What to do
List all lines in the material below that contain "JSON".

Figure content listings
---+---

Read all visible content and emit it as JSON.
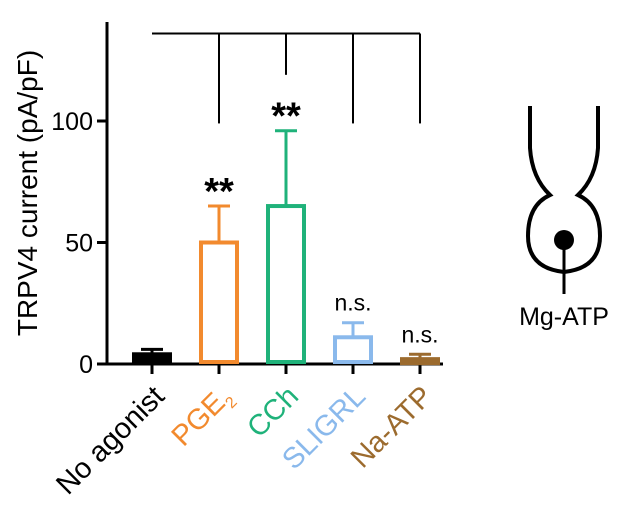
{
  "chart_data": {
    "type": "bar",
    "ylabel": "TRPV4 current (pA/pF)",
    "ylim": [
      0,
      135
    ],
    "yticks": [
      0,
      50,
      100
    ],
    "categories": [
      "No agonist",
      "PGE2",
      "CCh",
      "SLIGRL",
      "Na-ATP"
    ],
    "category_labels": [
      {
        "text": "No agonist",
        "sub": ""
      },
      {
        "text": "PGE",
        "sub": "2"
      },
      {
        "text": "CCh",
        "sub": ""
      },
      {
        "text": "SLIGRL",
        "sub": ""
      },
      {
        "text": "Na-ATP",
        "sub": ""
      }
    ],
    "values": [
      4,
      50,
      65,
      11,
      2
    ],
    "errors": [
      2,
      15,
      31,
      6,
      2
    ],
    "colors": [
      "#000000",
      "#f28a2e",
      "#1fb27a",
      "#8ab9ec",
      "#9c6b2e"
    ],
    "filled": [
      true,
      false,
      false,
      false,
      true
    ],
    "annotations": [
      "",
      "**",
      "**",
      "n.s.",
      "n.s."
    ],
    "comparison_reference": "No agonist",
    "inset_label": "Mg-ATP"
  }
}
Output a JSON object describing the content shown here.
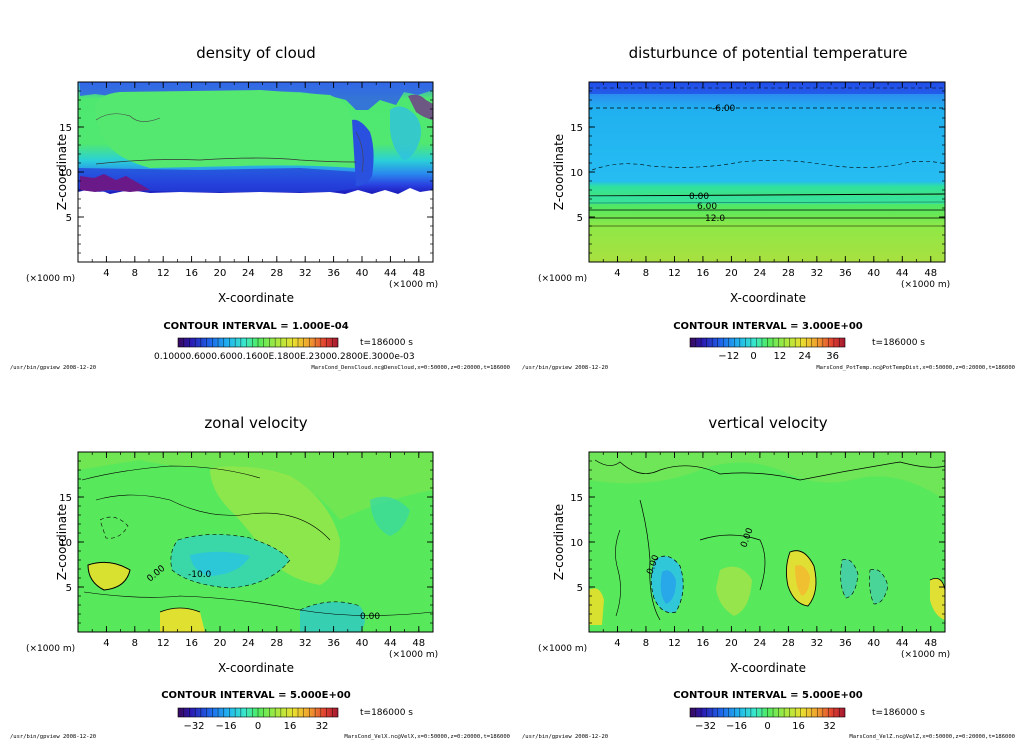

---+---

Answer for the task
Read all visible content and emit it as JSON.
Output a JSON object describing the content shown here.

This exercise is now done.